* EXERCISE OBJECTIVE *
Reproduce every entry exactly, without alteration.

* INFORMATION SHOWN *
________

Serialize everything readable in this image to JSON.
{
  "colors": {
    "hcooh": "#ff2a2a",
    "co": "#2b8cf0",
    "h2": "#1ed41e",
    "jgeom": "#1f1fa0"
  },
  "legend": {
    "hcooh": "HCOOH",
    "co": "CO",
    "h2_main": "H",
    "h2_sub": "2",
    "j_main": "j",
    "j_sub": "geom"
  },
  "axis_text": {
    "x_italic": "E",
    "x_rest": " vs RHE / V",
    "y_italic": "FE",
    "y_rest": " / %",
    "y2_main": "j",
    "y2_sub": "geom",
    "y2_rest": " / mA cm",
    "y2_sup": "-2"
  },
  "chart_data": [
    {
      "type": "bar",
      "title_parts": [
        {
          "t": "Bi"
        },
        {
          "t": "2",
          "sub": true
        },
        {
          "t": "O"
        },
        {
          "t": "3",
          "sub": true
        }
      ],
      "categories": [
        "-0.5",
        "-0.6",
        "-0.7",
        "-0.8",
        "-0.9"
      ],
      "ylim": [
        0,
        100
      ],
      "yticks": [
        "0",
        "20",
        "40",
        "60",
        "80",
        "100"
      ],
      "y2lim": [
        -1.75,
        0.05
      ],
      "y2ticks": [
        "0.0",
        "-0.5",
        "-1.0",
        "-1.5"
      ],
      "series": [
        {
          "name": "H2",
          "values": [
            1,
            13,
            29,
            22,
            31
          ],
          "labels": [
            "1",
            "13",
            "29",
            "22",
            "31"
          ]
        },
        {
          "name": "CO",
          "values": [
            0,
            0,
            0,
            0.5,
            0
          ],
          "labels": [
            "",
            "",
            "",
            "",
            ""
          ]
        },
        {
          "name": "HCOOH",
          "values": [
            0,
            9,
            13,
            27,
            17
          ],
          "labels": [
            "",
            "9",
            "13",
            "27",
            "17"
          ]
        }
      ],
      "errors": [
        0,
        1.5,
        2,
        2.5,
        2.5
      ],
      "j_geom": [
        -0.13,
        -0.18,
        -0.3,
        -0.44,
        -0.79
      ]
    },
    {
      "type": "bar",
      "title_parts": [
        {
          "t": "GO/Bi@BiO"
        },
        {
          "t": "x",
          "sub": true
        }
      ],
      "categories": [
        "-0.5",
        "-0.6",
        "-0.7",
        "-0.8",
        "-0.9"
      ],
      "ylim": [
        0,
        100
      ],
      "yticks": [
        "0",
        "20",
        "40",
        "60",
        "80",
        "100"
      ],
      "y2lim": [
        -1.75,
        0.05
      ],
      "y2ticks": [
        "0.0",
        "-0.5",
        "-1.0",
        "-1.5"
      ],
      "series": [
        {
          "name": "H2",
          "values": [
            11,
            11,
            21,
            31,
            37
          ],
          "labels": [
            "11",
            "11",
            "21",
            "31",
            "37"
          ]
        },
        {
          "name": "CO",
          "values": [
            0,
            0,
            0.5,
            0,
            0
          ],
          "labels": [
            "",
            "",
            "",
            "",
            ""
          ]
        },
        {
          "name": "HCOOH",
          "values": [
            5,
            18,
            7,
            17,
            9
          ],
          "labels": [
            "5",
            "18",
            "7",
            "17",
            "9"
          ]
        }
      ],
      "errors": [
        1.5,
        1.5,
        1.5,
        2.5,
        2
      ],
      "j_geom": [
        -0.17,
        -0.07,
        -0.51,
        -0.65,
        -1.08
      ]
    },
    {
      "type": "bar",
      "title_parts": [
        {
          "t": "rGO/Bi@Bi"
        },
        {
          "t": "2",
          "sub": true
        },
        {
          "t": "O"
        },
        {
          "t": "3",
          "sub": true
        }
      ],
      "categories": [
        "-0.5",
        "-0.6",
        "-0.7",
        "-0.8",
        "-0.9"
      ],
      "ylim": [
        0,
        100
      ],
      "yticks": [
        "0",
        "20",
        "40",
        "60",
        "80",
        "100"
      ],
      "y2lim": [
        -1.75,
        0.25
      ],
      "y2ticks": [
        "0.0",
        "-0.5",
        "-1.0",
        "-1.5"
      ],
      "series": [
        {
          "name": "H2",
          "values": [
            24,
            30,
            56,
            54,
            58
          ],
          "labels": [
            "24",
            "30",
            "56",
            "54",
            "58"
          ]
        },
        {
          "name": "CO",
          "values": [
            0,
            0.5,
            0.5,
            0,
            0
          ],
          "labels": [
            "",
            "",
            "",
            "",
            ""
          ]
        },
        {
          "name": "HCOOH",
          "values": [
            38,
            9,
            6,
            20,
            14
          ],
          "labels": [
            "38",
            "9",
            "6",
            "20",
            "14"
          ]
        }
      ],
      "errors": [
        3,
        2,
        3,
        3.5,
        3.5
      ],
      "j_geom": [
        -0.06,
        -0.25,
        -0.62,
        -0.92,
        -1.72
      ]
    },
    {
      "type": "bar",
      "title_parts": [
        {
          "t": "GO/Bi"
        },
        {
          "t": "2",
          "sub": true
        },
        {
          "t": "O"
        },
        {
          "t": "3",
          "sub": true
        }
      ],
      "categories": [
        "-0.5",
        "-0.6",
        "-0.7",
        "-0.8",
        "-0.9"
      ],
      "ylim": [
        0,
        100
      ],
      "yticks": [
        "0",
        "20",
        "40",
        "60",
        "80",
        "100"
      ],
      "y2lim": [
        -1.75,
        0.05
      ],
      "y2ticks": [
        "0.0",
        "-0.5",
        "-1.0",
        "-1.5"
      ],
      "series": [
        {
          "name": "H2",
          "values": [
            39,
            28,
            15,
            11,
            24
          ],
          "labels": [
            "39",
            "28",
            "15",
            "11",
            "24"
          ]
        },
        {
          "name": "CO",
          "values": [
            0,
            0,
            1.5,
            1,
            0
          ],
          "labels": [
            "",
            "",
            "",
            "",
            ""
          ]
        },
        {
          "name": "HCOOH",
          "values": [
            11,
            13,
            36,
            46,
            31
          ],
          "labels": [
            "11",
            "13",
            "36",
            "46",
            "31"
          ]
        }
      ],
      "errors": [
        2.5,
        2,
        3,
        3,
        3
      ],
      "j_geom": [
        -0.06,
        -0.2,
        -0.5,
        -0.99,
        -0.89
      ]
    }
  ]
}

________

* THE ANSWER *
Serialize everything readable in this image to JSON.
{
  "colors": {
    "hcooh": "#ff2a2a",
    "co": "#2b8cf0",
    "h2": "#1ed41e",
    "jgeom": "#1f1fa0"
  },
  "legend": {
    "hcooh": "HCOOH",
    "co": "CO",
    "h2_main": "H",
    "h2_sub": "2",
    "j_main": "j",
    "j_sub": "geom"
  },
  "axis_text": {
    "x_italic": "E",
    "x_rest": " vs RHE / V",
    "y_italic": "FE",
    "y_rest": " / %",
    "y2_main": "j",
    "y2_sub": "geom",
    "y2_rest": " / mA cm",
    "y2_sup": "-2"
  },
  "chart_data": [
    {
      "type": "bar",
      "title_parts": [
        {
          "t": "Bi"
        },
        {
          "t": "2",
          "sub": true
        },
        {
          "t": "O"
        },
        {
          "t": "3",
          "sub": true
        }
      ],
      "categories": [
        "-0.5",
        "-0.6",
        "-0.7",
        "-0.8",
        "-0.9"
      ],
      "ylim": [
        0,
        100
      ],
      "yticks": [
        "0",
        "20",
        "40",
        "60",
        "80",
        "100"
      ],
      "y2lim": [
        -1.75,
        0.05
      ],
      "y2ticks": [
        "0.0",
        "-0.5",
        "-1.0",
        "-1.5"
      ],
      "series": [
        {
          "name": "H2",
          "values": [
            1,
            13,
            29,
            22,
            31
          ],
          "labels": [
            "1",
            "13",
            "29",
            "22",
            "31"
          ]
        },
        {
          "name": "CO",
          "values": [
            0,
            0,
            0,
            0.5,
            0
          ],
          "labels": [
            "",
            "",
            "",
            "",
            ""
          ]
        },
        {
          "name": "HCOOH",
          "values": [
            0,
            9,
            13,
            27,
            17
          ],
          "labels": [
            "",
            "9",
            "13",
            "27",
            "17"
          ]
        }
      ],
      "errors": [
        0,
        1.5,
        2,
        2.5,
        2.5
      ],
      "j_geom": [
        -0.13,
        -0.18,
        -0.3,
        -0.44,
        -0.79
      ]
    },
    {
      "type": "bar",
      "title_parts": [
        {
          "t": "GO/Bi@BiO"
        },
        {
          "t": "x",
          "sub": true
        }
      ],
      "categories": [
        "-0.5",
        "-0.6",
        "-0.7",
        "-0.8",
        "-0.9"
      ],
      "ylim": [
        0,
        100
      ],
      "yticks": [
        "0",
        "20",
        "40",
        "60",
        "80",
        "100"
      ],
      "y2lim": [
        -1.75,
        0.05
      ],
      "y2ticks": [
        "0.0",
        "-0.5",
        "-1.0",
        "-1.5"
      ],
      "series": [
        {
          "name": "H2",
          "values": [
            11,
            11,
            21,
            31,
            37
          ],
          "labels": [
            "11",
            "11",
            "21",
            "31",
            "37"
          ]
        },
        {
          "name": "CO",
          "values": [
            0,
            0,
            0.5,
            0,
            0
          ],
          "labels": [
            "",
            "",
            "",
            "",
            ""
          ]
        },
        {
          "name": "HCOOH",
          "values": [
            5,
            18,
            7,
            17,
            9
          ],
          "labels": [
            "5",
            "18",
            "7",
            "17",
            "9"
          ]
        }
      ],
      "errors": [
        1.5,
        1.5,
        1.5,
        2.5,
        2
      ],
      "j_geom": [
        -0.17,
        -0.07,
        -0.51,
        -0.65,
        -1.08
      ]
    },
    {
      "type": "bar",
      "title_parts": [
        {
          "t": "rGO/Bi@Bi"
        },
        {
          "t": "2",
          "sub": true
        },
        {
          "t": "O"
        },
        {
          "t": "3",
          "sub": true
        }
      ],
      "categories": [
        "-0.5",
        "-0.6",
        "-0.7",
        "-0.8",
        "-0.9"
      ],
      "ylim": [
        0,
        100
      ],
      "yticks": [
        "0",
        "20",
        "40",
        "60",
        "80",
        "100"
      ],
      "y2lim": [
        -1.75,
        0.25
      ],
      "y2ticks": [
        "0.0",
        "-0.5",
        "-1.0",
        "-1.5"
      ],
      "series": [
        {
          "name": "H2",
          "values": [
            24,
            30,
            56,
            54,
            58
          ],
          "labels": [
            "24",
            "30",
            "56",
            "54",
            "58"
          ]
        },
        {
          "name": "CO",
          "values": [
            0,
            0.5,
            0.5,
            0,
            0
          ],
          "labels": [
            "",
            "",
            "",
            "",
            ""
          ]
        },
        {
          "name": "HCOOH",
          "values": [
            38,
            9,
            6,
            20,
            14
          ],
          "labels": [
            "38",
            "9",
            "6",
            "20",
            "14"
          ]
        }
      ],
      "errors": [
        3,
        2,
        3,
        3.5,
        3.5
      ],
      "j_geom": [
        -0.06,
        -0.25,
        -0.62,
        -0.92,
        -1.72
      ]
    },
    {
      "type": "bar",
      "title_parts": [
        {
          "t": "GO/Bi"
        },
        {
          "t": "2",
          "sub": true
        },
        {
          "t": "O"
        },
        {
          "t": "3",
          "sub": true
        }
      ],
      "categories": [
        "-0.5",
        "-0.6",
        "-0.7",
        "-0.8",
        "-0.9"
      ],
      "ylim": [
        0,
        100
      ],
      "yticks": [
        "0",
        "20",
        "40",
        "60",
        "80",
        "100"
      ],
      "y2lim": [
        -1.75,
        0.05
      ],
      "y2ticks": [
        "0.0",
        "-0.5",
        "-1.0",
        "-1.5"
      ],
      "series": [
        {
          "name": "H2",
          "values": [
            39,
            28,
            15,
            11,
            24
          ],
          "labels": [
            "39",
            "28",
            "15",
            "11",
            "24"
          ]
        },
        {
          "name": "CO",
          "values": [
            0,
            0,
            1.5,
            1,
            0
          ],
          "labels": [
            "",
            "",
            "",
            "",
            ""
          ]
        },
        {
          "name": "HCOOH",
          "values": [
            11,
            13,
            36,
            46,
            31
          ],
          "labels": [
            "11",
            "13",
            "36",
            "46",
            "31"
          ]
        }
      ],
      "errors": [
        2.5,
        2,
        3,
        3,
        3
      ],
      "j_geom": [
        -0.06,
        -0.2,
        -0.5,
        -0.99,
        -0.89
      ]
    }
  ]
}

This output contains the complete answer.